What the exercise asks: List all lines in the material below that contain "pointer".

The data:
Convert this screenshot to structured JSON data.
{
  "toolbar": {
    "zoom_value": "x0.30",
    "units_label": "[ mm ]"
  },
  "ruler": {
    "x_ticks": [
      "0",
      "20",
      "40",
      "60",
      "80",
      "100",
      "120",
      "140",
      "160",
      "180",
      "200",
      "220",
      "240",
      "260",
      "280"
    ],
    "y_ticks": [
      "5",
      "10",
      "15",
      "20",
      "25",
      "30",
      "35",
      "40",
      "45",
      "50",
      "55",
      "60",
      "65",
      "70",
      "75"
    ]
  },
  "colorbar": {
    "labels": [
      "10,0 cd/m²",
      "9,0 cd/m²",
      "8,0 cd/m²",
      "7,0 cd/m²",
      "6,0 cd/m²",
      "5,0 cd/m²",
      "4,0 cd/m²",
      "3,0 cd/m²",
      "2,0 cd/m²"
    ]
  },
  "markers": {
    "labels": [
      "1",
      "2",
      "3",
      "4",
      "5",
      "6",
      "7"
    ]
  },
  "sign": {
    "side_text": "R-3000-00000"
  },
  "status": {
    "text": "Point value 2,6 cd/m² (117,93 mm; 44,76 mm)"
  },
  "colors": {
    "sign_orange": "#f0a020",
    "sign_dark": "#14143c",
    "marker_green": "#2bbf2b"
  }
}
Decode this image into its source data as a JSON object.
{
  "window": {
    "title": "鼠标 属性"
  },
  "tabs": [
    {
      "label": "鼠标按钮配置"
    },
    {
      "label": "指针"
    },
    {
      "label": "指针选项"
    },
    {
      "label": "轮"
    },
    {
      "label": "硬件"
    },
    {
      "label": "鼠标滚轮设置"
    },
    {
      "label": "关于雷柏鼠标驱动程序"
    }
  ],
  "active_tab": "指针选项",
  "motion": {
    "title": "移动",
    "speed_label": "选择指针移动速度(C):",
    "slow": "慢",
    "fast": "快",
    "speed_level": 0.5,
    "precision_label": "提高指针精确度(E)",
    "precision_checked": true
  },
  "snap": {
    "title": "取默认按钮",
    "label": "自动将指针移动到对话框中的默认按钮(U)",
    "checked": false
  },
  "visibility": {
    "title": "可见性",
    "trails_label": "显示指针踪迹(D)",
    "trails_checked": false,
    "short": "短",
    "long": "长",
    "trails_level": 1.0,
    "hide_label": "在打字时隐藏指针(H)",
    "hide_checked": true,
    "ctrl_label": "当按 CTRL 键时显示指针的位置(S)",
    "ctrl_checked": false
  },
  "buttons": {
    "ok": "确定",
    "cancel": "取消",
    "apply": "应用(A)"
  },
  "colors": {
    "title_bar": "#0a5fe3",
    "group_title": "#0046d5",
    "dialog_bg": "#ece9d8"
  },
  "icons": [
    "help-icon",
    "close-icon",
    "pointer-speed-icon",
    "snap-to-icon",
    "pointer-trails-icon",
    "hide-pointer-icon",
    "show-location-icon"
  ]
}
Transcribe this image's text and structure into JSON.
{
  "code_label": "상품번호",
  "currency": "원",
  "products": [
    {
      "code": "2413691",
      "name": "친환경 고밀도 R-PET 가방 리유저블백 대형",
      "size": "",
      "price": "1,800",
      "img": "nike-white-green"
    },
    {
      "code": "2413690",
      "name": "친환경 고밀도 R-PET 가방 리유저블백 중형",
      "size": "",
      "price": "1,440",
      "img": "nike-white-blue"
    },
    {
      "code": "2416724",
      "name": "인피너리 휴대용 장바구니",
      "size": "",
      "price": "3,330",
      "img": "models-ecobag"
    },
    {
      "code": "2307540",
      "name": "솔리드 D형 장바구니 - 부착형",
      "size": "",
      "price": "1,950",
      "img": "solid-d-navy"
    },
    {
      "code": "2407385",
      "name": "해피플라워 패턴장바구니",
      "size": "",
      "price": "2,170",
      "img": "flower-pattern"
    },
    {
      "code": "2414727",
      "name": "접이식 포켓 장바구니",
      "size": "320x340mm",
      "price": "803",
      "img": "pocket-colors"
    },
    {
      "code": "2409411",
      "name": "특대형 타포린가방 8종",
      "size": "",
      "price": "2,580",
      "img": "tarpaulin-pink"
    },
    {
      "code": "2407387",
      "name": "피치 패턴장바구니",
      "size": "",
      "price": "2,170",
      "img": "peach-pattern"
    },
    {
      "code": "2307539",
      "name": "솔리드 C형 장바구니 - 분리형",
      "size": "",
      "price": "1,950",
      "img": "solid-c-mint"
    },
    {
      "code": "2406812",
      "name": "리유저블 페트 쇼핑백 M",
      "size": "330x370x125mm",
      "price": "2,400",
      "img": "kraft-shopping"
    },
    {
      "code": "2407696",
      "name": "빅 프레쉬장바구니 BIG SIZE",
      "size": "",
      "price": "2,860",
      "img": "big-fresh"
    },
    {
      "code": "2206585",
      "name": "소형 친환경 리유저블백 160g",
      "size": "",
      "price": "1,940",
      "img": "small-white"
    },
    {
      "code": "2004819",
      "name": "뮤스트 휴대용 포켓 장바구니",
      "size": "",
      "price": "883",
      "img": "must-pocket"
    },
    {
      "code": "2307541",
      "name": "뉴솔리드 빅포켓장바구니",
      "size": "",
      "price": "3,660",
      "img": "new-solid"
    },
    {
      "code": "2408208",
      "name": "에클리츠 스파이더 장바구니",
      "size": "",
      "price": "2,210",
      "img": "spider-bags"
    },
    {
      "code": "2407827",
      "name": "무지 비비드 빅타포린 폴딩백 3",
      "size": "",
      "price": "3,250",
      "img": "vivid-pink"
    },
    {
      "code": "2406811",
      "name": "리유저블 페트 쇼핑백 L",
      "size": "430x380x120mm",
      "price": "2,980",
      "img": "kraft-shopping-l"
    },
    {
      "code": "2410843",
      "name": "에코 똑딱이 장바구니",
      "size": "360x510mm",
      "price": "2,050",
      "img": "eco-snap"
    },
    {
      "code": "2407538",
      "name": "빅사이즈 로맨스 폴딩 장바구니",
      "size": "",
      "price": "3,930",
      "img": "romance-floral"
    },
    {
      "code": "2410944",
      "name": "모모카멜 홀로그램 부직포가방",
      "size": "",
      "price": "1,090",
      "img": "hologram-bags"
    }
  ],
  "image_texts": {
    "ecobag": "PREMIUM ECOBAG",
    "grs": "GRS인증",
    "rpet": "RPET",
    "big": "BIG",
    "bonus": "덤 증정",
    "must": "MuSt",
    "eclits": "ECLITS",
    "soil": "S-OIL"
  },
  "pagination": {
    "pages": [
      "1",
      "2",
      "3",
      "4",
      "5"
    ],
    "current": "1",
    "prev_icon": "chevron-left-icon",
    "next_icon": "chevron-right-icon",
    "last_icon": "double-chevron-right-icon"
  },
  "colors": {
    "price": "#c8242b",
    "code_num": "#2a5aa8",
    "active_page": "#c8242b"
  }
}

The reply:
    "pointer-speed-icon",
    "pointer-trails-icon",
    "hide-pointer-icon",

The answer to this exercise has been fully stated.